Identify the lines that contain the word "notice" and copy each one.

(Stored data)
=====

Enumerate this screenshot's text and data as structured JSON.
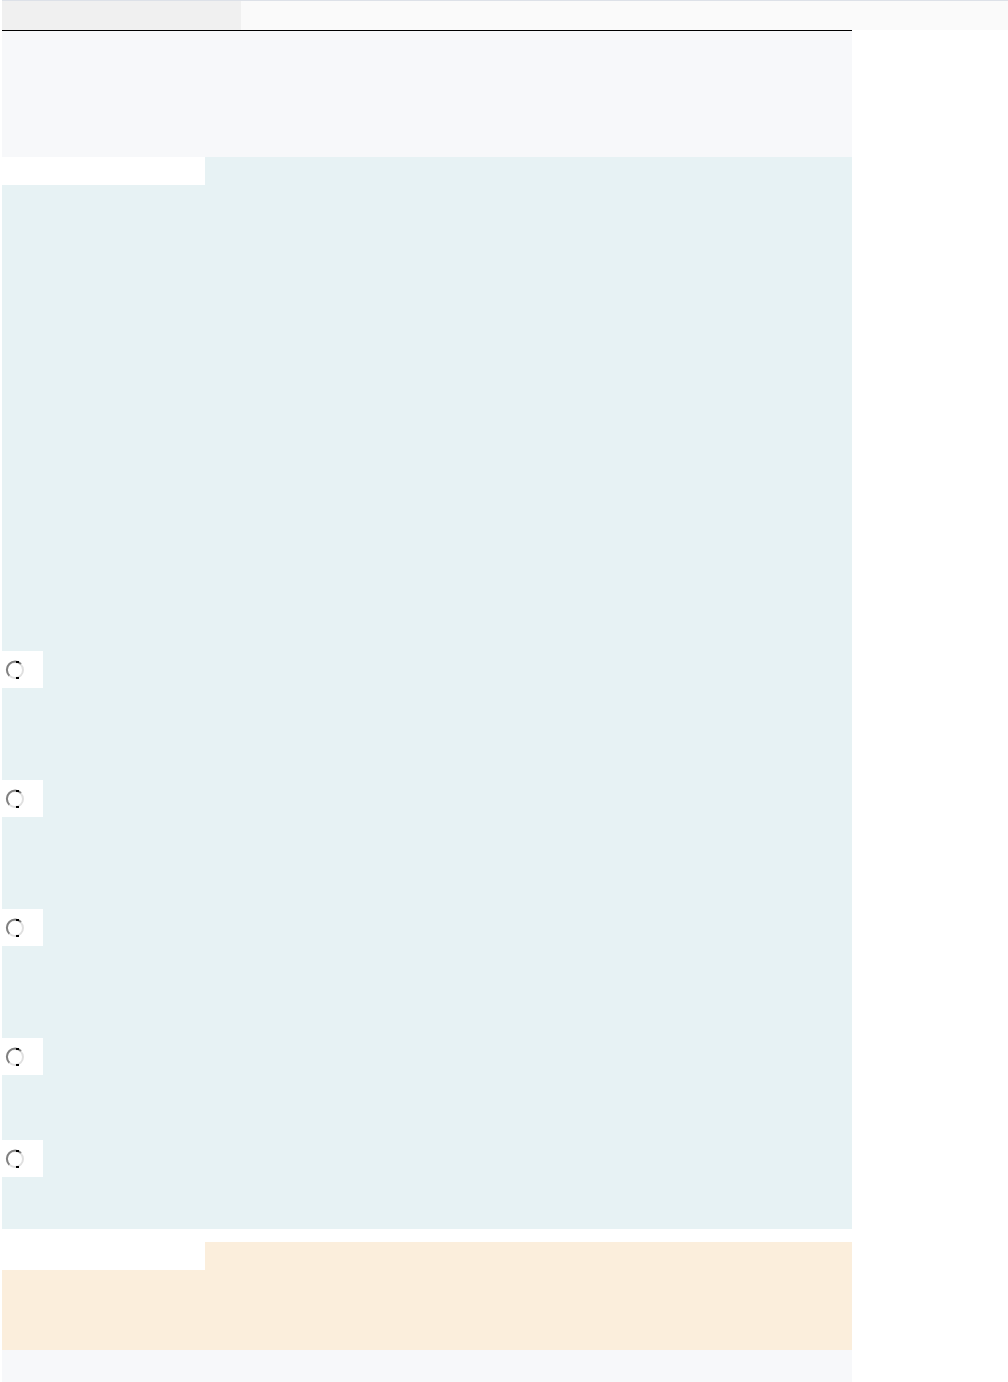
{
  "tab_bar": {
    "tabs": [
      {
        "selected": true
      }
    ]
  },
  "sections": [
    {
      "kind": "question",
      "color": "#e7f2f4",
      "options": [
        {
          "selected": false
        },
        {
          "selected": false
        },
        {
          "selected": false
        },
        {
          "selected": false
        },
        {
          "selected": false
        }
      ]
    },
    {
      "kind": "note",
      "color": "#fbeedc"
    }
  ]
}
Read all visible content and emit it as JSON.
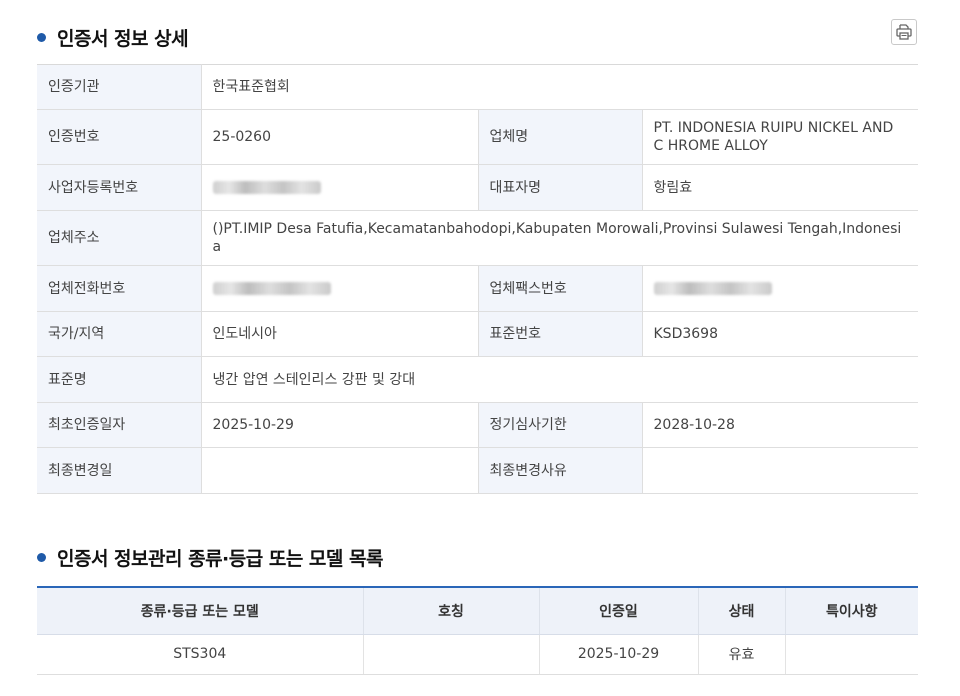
{
  "section1": {
    "title": "인증서 정보 상세"
  },
  "section2": {
    "title": "인증서 정보관리 종류·등급 또는 모델 목록"
  },
  "detail": {
    "cert_org_label": "인증기관",
    "cert_org_value": "한국표준협회",
    "cert_no_label": "인증번호",
    "cert_no_value": "25-0260",
    "company_label": "업체명",
    "company_value": "PT. INDONESIA RUIPU NICKEL AND C HROME ALLOY",
    "bizno_label": "사업자등록번호",
    "rep_label": "대표자명",
    "rep_value": "항림효",
    "addr_label": "업체주소",
    "addr_value": "()PT.IMIP Desa Fatufia,Kecamatanbahodopi,Kabupaten Morowali,Provinsi Sulawesi Tengah,Indonesia",
    "tel_label": "업체전화번호",
    "fax_label": "업체팩스번호",
    "country_label": "국가/지역",
    "country_value": "인도네시아",
    "stdno_label": "표준번호",
    "stdno_value": "KSD3698",
    "stdname_label": "표준명",
    "stdname_value": "냉간 압연 스테인리스 강판 및 강대",
    "first_date_label": "최초인증일자",
    "first_date_value": "2025-10-29",
    "review_label": "정기심사기한",
    "review_value": "2028-10-28",
    "last_change_label": "최종변경일",
    "last_change_value": "",
    "change_reason_label": "최종변경사유",
    "change_reason_value": ""
  },
  "models": {
    "headers": [
      "종류·등급 또는 모델",
      "호칭",
      "인증일",
      "상태",
      "특이사항"
    ],
    "rows": [
      {
        "model": "STS304",
        "name": "",
        "date": "2025-10-29",
        "status": "유효",
        "note": ""
      }
    ]
  },
  "icons": {
    "print": "print-icon"
  },
  "colors": {
    "accent": "#1f5aa8",
    "header_bg": "#f2f5fb",
    "list_border": "#2a66b8"
  }
}
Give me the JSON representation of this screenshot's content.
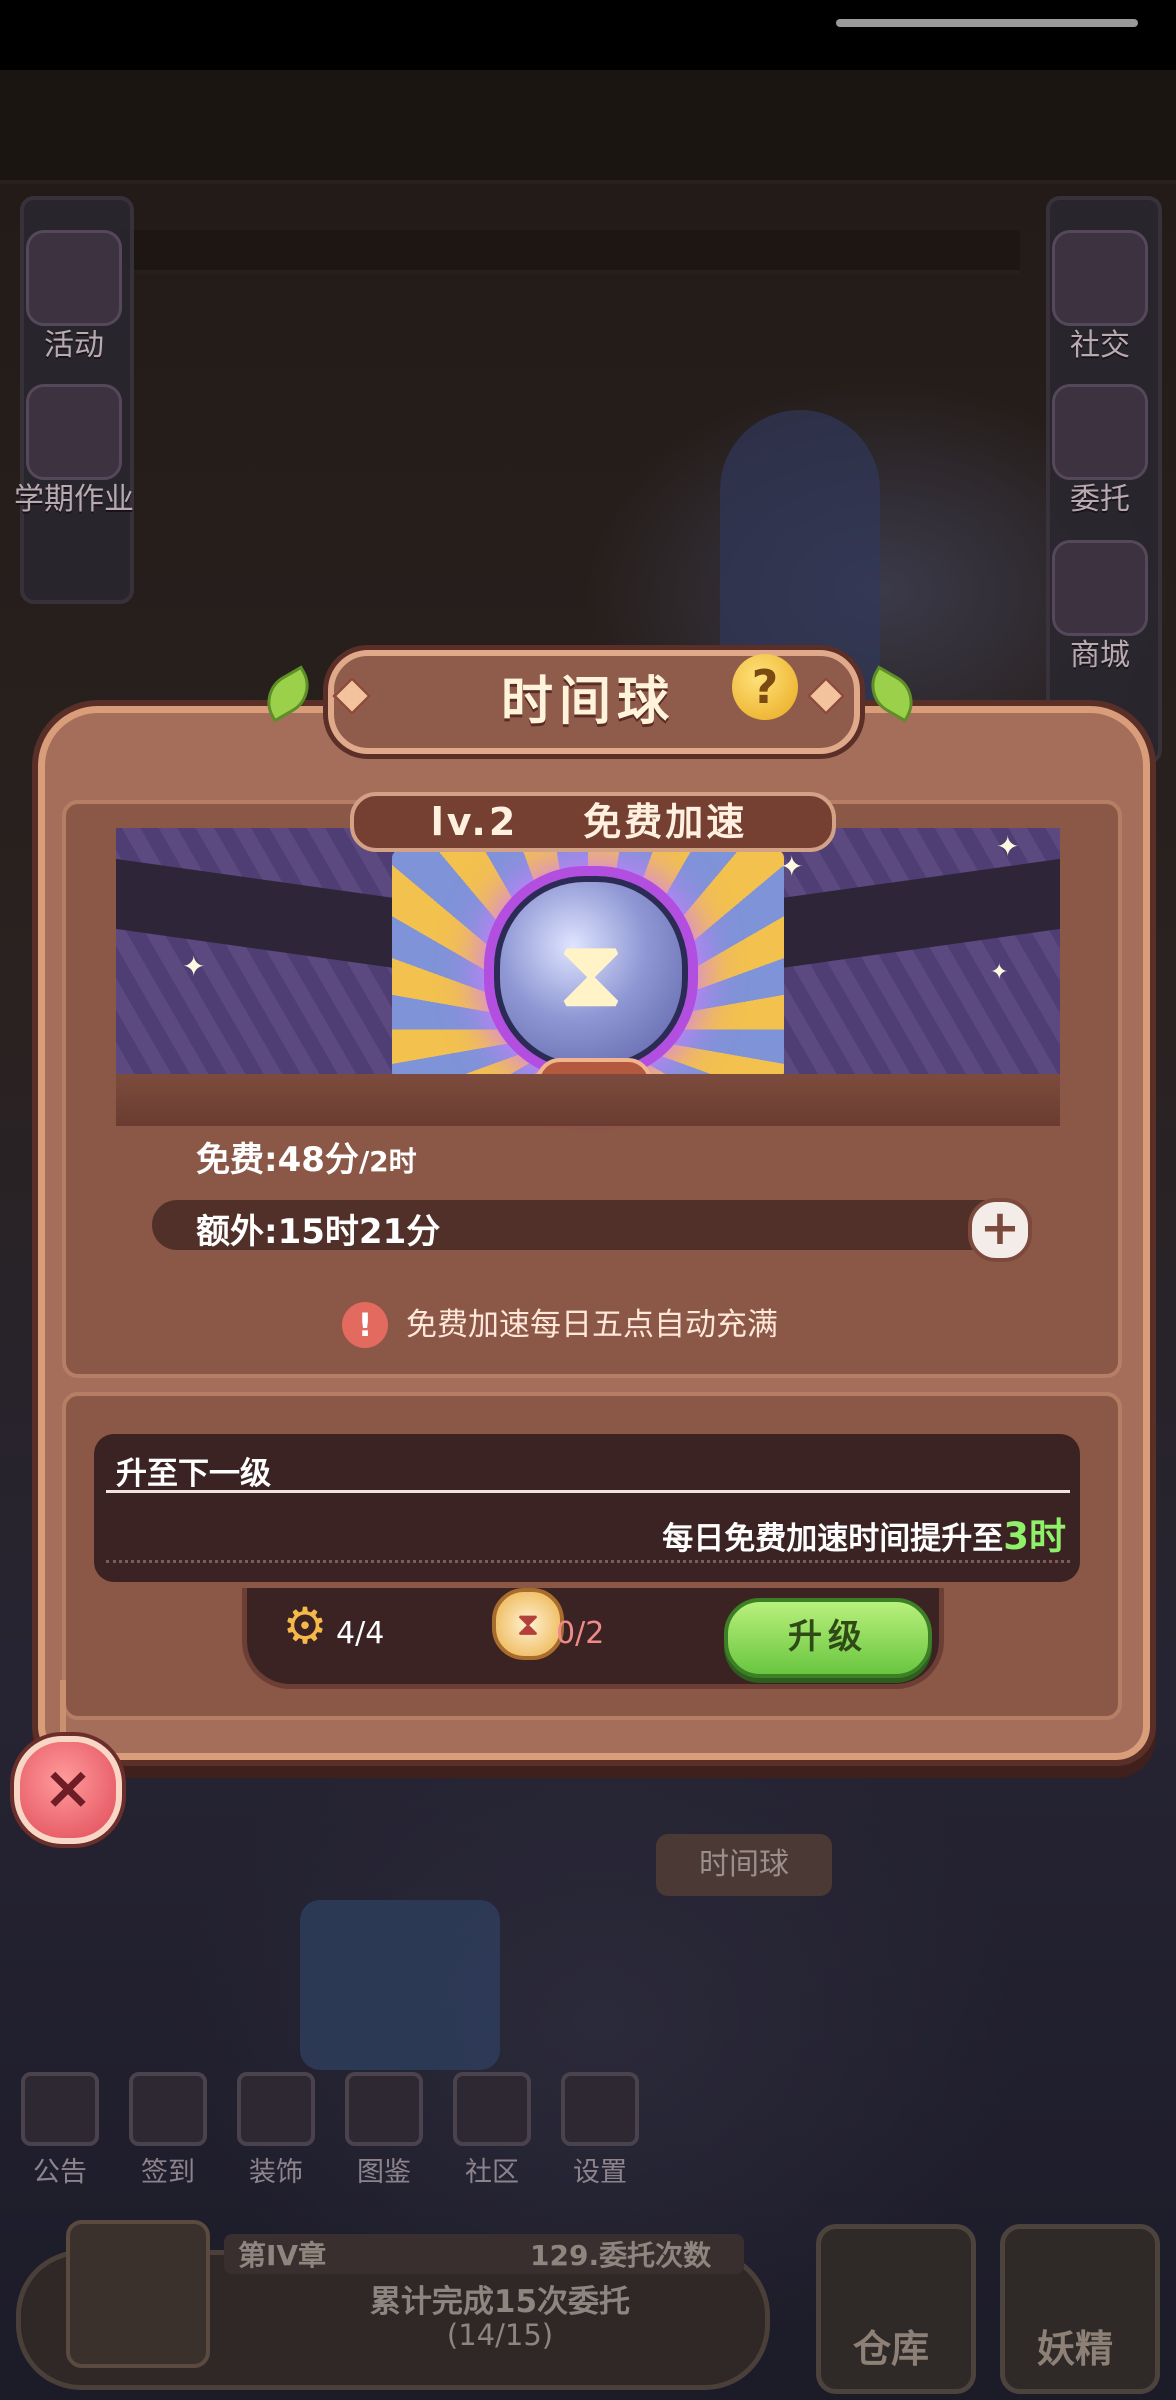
{
  "side_menu_left": [
    {
      "label": "活动",
      "icon": "activity-icon"
    },
    {
      "label": "学期作业",
      "icon": "homework-icon"
    }
  ],
  "side_menu_right": [
    {
      "label": "社交",
      "icon": "social-icon"
    },
    {
      "label": "委托",
      "icon": "commission-icon"
    },
    {
      "label": "商城",
      "icon": "shop-icon"
    }
  ],
  "dialog": {
    "title": "时间球",
    "help_glyph": "?",
    "level_badge": "lv.2",
    "level_label": "免费加速",
    "free_label": "免费:",
    "free_value": "48分",
    "free_max": "/2时",
    "extra_label": "额外:",
    "extra_value": "15时21分",
    "plus_glyph": "+",
    "notice": "免费加速每日五点自动充满",
    "next_level_title": "升至下一级",
    "next_level_desc": "每日免费加速时间提升至",
    "next_level_value": "3时",
    "gear_cost": "4/4",
    "clock_cost": "0/2",
    "upgrade_label": "升级",
    "close_glyph": "×"
  },
  "background": {
    "timeball_tag": "时间球",
    "bottom_menu": [
      {
        "label": "公告",
        "icon": "notice-board-icon"
      },
      {
        "label": "签到",
        "icon": "checkin-icon"
      },
      {
        "label": "装饰",
        "icon": "decoration-icon"
      },
      {
        "label": "图鉴",
        "icon": "catalog-icon"
      },
      {
        "label": "社区",
        "icon": "community-icon"
      },
      {
        "label": "设置",
        "icon": "settings-icon"
      }
    ],
    "chapter": "第IV章",
    "commission_count": "129.委托次数",
    "chapter_goal": "累计完成15次委托",
    "chapter_progress": "(14/15)",
    "warehouse_label": "仓库",
    "fairy_label": "妖精"
  },
  "colors": {
    "panel": "#a46e5b",
    "panel_border": "#d99d7a",
    "upgrade_green": "#69c640",
    "highlight_green": "#8ff06a",
    "close_red": "#e04a58"
  }
}
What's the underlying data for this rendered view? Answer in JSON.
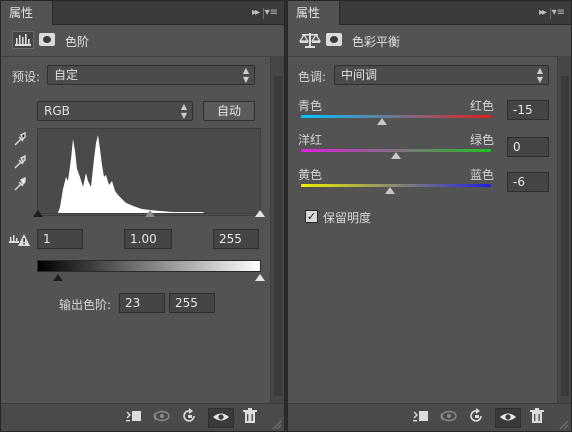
{
  "left_panel": {
    "tab_label": "属性",
    "collapse_glyph": "▸▸",
    "menu_glyph": "▾≡",
    "adjustment_title": "色阶",
    "preset": {
      "label": "预设:",
      "value": "自定"
    },
    "channel": {
      "value": "RGB"
    },
    "auto_button": "自动",
    "input_levels": {
      "black": "1",
      "gamma": "1.00",
      "white": "255"
    },
    "output_levels": {
      "label": "输出色阶:",
      "black": "23",
      "white": "255"
    },
    "icons": [
      "levels-icon",
      "mask-icon",
      "eyedropper-black-icon",
      "eyedropper-gray-icon",
      "eyedropper-white-icon",
      "clipping-warning-icon"
    ],
    "footer_icons": [
      "clip-to-layer-icon",
      "view-previous-icon",
      "reset-icon",
      "visibility-icon",
      "delete-icon"
    ]
  },
  "right_panel": {
    "tab_label": "属性",
    "collapse_glyph": "▸▸",
    "menu_glyph": "▾≡",
    "adjustment_title": "色彩平衡",
    "tone": {
      "label": "色调:",
      "value": "中间调"
    },
    "sliders": [
      {
        "left": "青色",
        "right": "红色",
        "value": "-15",
        "level": -15,
        "track_from": "#00c8ff",
        "track_to": "#e02020"
      },
      {
        "left": "洋红",
        "right": "绿色",
        "value": "0",
        "level": 0,
        "track_from": "#e020e0",
        "track_to": "#20c020"
      },
      {
        "left": "黄色",
        "right": "蓝色",
        "value": "-6",
        "level": -6,
        "track_from": "#f0f000",
        "track_to": "#2020e0"
      }
    ],
    "preserve_luminosity": {
      "label": "保留明度",
      "checked": true
    },
    "icons": [
      "color-balance-icon",
      "mask-icon"
    ],
    "footer_icons": [
      "clip-to-layer-icon",
      "view-previous-icon",
      "reset-icon",
      "visibility-icon",
      "delete-icon"
    ]
  },
  "colors": {
    "panel_bg": "#535353",
    "tab_bar": "#3b3b3b",
    "field_bg": "#454545",
    "histogram_bg": "#4a4a4a"
  }
}
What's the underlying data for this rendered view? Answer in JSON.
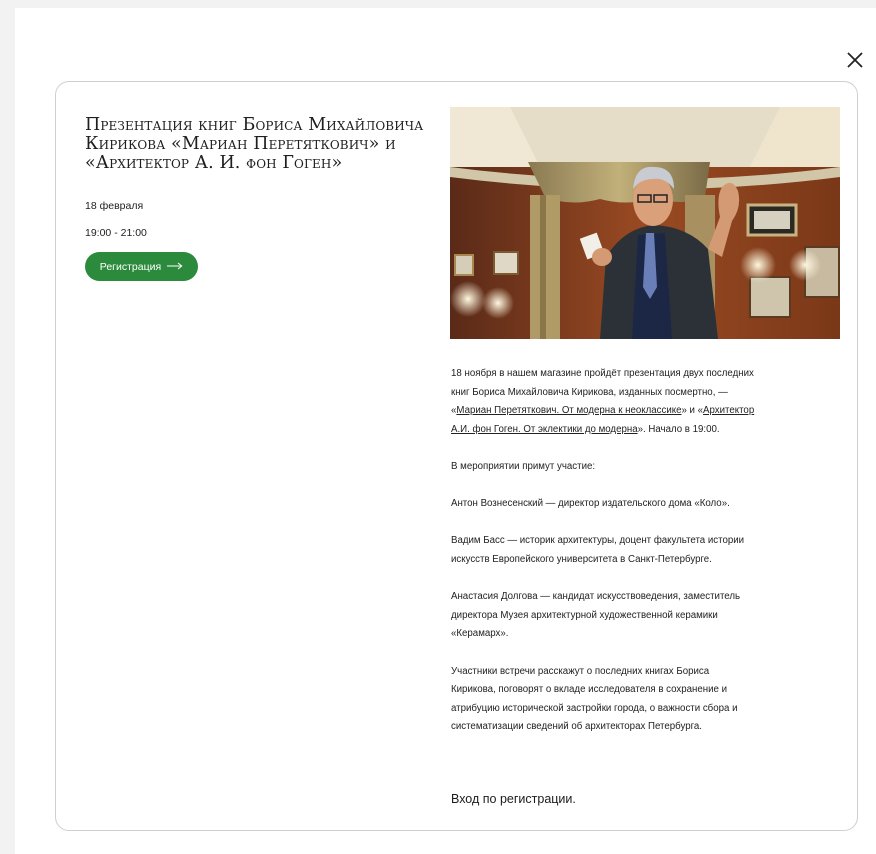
{
  "modal": {
    "close_icon": "close-icon"
  },
  "event": {
    "title": "Презентация книг Бориса Михайловича Кирикова «Мариан Перетяткович» и «Архитектор А. И. фон Гоген»",
    "date": "18 февраля",
    "time": "19:00 - 21:00",
    "register_label": "Регистрация",
    "register_icon": "arrow-right-icon",
    "accent_color": "#2b8a3b"
  },
  "photo": {
    "icon": "event-photo"
  },
  "description": {
    "p1_part1": "18 ноября в нашем магазине пройдёт презентация двух последних книг Бориса Михайловича Кирикова, изданных посмертно, —  «",
    "link1": "Мариан Перетяткович. От модерна к неоклассике",
    "p1_part2": "» и «",
    "link2": "Архитектор А.И. фон Гоген. От эклектики до модерна",
    "p1_part3": "». Начало в 19:00.",
    "p2": "В мероприятии примут участие:",
    "p3": "Антон Вознесенский — директор издательского дома «Коло».",
    "p4": "Вадим Басс — историк архитектуры, доцент факультета истории искусств Европейского университета в Санкт-Петербурге.",
    "p5": "Анастасия Долгова — кандидат искусствоведения, заместитель директора Музея архитектурной художественной керамики «Керамарх».",
    "p6": "Участники встречи расскажут о последних книгах Бориса Кирикова, поговорят о вкладе исследователя в сохранение и атрибуцию исторической застройки города, о важности сбора и систематизации сведений об архитекторах Петербурга.",
    "entry_note": "Вход по регистрации."
  }
}
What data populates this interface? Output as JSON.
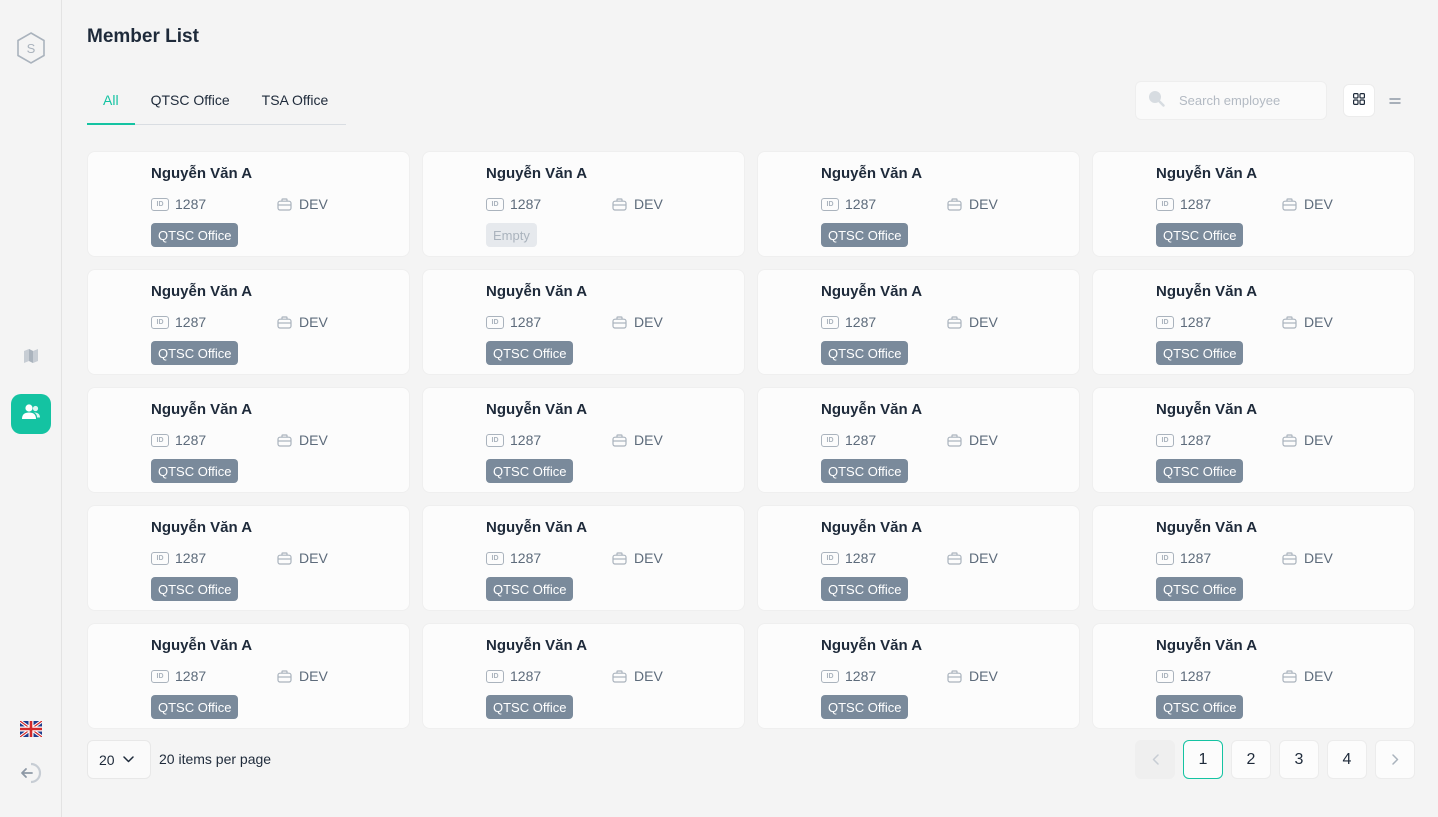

=====

THE RESULT:
    "notice": "免费加速每日五点自动充满",
        "icon": "notice-board-icon"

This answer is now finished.